→ **PROVIDED MATERIAL**:
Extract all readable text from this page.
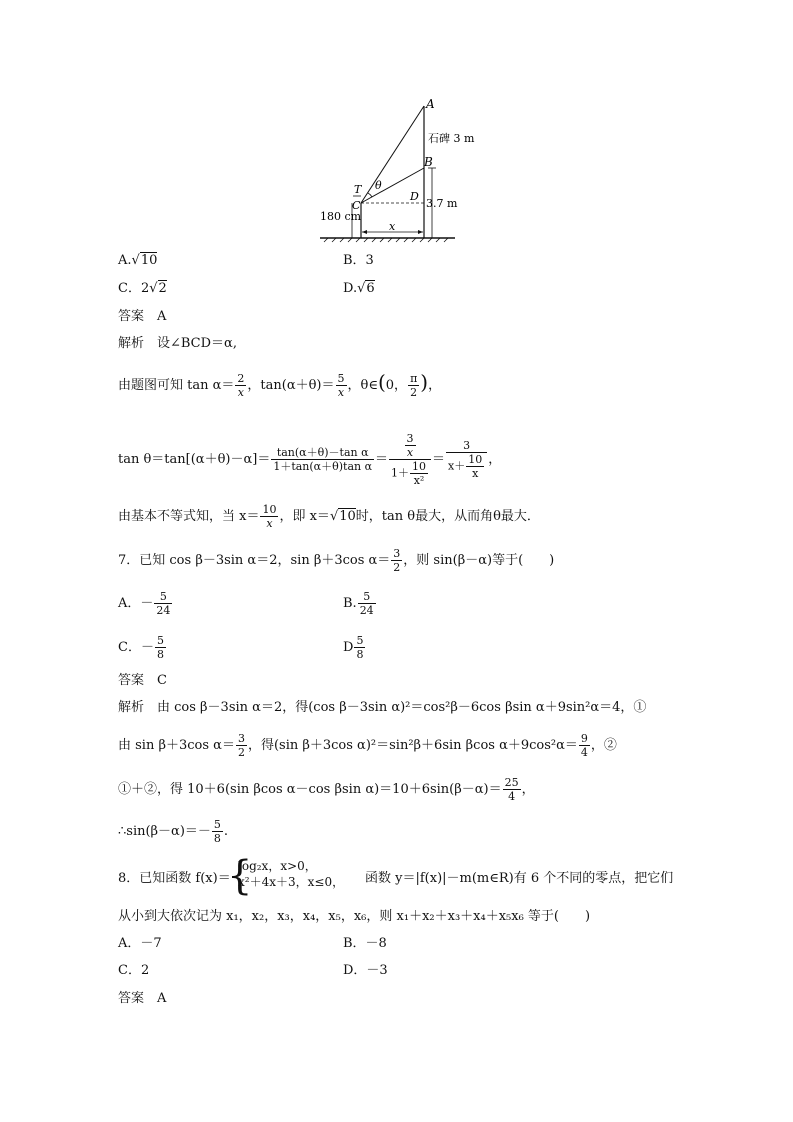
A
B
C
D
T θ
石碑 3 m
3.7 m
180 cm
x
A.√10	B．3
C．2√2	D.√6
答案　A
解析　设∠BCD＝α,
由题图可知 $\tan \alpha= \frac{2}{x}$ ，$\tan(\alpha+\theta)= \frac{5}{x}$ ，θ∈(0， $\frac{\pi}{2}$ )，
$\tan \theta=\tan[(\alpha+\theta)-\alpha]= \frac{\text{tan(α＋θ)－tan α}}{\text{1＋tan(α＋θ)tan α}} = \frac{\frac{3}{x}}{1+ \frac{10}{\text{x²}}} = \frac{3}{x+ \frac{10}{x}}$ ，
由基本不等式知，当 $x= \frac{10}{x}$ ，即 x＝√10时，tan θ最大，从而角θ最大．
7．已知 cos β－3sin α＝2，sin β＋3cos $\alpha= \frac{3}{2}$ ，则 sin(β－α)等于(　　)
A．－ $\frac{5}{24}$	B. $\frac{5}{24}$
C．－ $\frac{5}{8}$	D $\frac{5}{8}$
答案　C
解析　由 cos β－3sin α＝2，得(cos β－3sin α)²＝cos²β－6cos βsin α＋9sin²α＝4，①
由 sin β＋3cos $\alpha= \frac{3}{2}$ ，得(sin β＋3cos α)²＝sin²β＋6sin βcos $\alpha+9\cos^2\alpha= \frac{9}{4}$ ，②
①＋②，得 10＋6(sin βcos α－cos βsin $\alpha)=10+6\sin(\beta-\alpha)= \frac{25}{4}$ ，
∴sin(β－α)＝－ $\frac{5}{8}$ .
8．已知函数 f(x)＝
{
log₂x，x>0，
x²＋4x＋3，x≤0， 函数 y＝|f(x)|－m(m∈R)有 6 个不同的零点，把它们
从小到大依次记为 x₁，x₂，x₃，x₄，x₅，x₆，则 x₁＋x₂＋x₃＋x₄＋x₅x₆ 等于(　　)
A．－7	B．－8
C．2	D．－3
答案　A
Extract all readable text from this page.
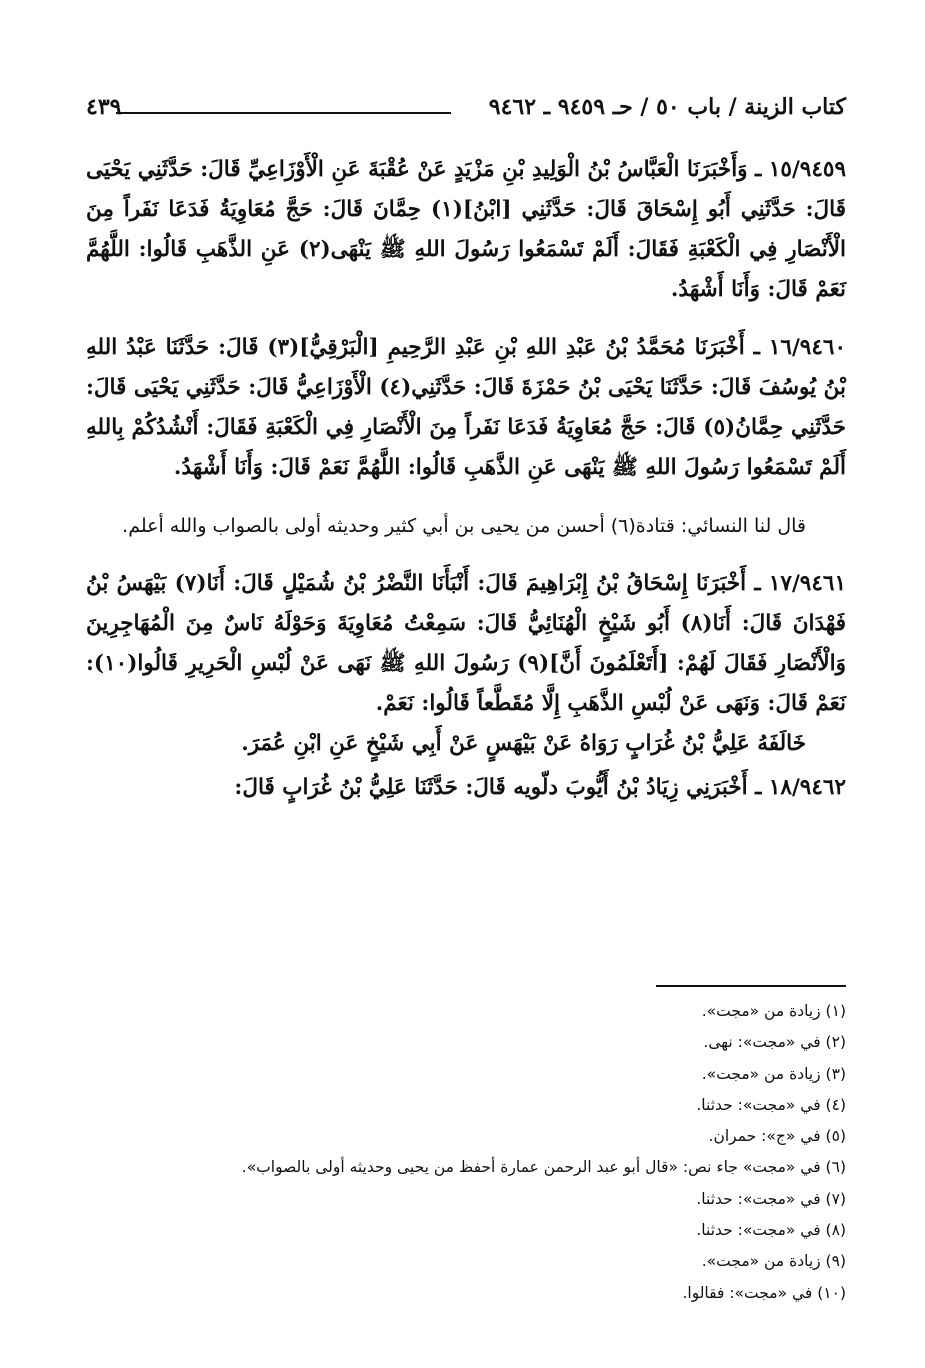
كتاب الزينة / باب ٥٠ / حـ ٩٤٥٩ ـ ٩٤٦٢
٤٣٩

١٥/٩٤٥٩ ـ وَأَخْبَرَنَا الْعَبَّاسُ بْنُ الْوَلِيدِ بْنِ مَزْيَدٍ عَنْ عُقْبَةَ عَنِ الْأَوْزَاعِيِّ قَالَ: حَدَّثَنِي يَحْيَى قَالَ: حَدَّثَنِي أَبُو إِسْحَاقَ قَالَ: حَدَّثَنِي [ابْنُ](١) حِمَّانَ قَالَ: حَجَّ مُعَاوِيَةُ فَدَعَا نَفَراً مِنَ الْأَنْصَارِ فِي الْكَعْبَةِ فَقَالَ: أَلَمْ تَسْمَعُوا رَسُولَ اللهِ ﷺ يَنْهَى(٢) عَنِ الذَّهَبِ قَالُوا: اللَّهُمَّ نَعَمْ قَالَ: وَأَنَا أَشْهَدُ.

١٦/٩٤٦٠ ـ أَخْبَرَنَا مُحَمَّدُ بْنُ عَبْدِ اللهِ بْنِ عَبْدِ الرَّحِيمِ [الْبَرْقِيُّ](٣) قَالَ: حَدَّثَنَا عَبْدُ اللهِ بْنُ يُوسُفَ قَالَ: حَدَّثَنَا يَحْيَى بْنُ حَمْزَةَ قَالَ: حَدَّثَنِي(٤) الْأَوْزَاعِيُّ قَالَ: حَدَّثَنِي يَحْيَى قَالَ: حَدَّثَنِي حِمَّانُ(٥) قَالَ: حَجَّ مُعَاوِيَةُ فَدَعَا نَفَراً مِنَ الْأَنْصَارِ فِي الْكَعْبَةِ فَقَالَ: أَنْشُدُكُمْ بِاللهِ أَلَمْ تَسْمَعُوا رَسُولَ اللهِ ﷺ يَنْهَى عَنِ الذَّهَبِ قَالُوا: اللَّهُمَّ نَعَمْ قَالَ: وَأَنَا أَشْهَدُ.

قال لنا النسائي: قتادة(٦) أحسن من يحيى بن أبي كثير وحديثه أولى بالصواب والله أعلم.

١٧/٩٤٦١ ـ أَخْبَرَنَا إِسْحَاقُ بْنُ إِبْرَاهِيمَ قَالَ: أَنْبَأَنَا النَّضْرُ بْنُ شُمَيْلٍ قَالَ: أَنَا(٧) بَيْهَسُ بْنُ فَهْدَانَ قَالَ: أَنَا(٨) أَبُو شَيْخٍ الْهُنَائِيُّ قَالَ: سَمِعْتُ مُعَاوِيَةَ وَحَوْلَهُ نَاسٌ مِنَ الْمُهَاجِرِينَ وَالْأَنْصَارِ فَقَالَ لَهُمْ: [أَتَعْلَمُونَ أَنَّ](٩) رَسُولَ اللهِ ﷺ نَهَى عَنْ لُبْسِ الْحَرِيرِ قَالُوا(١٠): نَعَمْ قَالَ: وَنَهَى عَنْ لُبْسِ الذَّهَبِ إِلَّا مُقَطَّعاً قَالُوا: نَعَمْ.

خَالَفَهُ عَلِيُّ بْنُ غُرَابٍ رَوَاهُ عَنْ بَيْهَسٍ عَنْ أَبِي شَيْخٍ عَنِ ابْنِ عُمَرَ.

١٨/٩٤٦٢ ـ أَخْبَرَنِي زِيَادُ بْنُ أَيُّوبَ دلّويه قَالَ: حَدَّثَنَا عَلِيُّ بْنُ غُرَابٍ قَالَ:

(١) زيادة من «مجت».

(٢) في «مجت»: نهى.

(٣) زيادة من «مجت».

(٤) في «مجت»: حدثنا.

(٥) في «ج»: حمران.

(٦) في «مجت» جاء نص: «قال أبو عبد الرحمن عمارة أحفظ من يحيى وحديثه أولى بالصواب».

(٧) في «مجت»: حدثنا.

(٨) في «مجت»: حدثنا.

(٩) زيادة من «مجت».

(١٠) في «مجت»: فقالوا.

→ **REQUIREMENTS**: Report the number of lines holding the string "بالصواب", without any other words.

→ **SOLUTION TO THE PROBLEM**: 2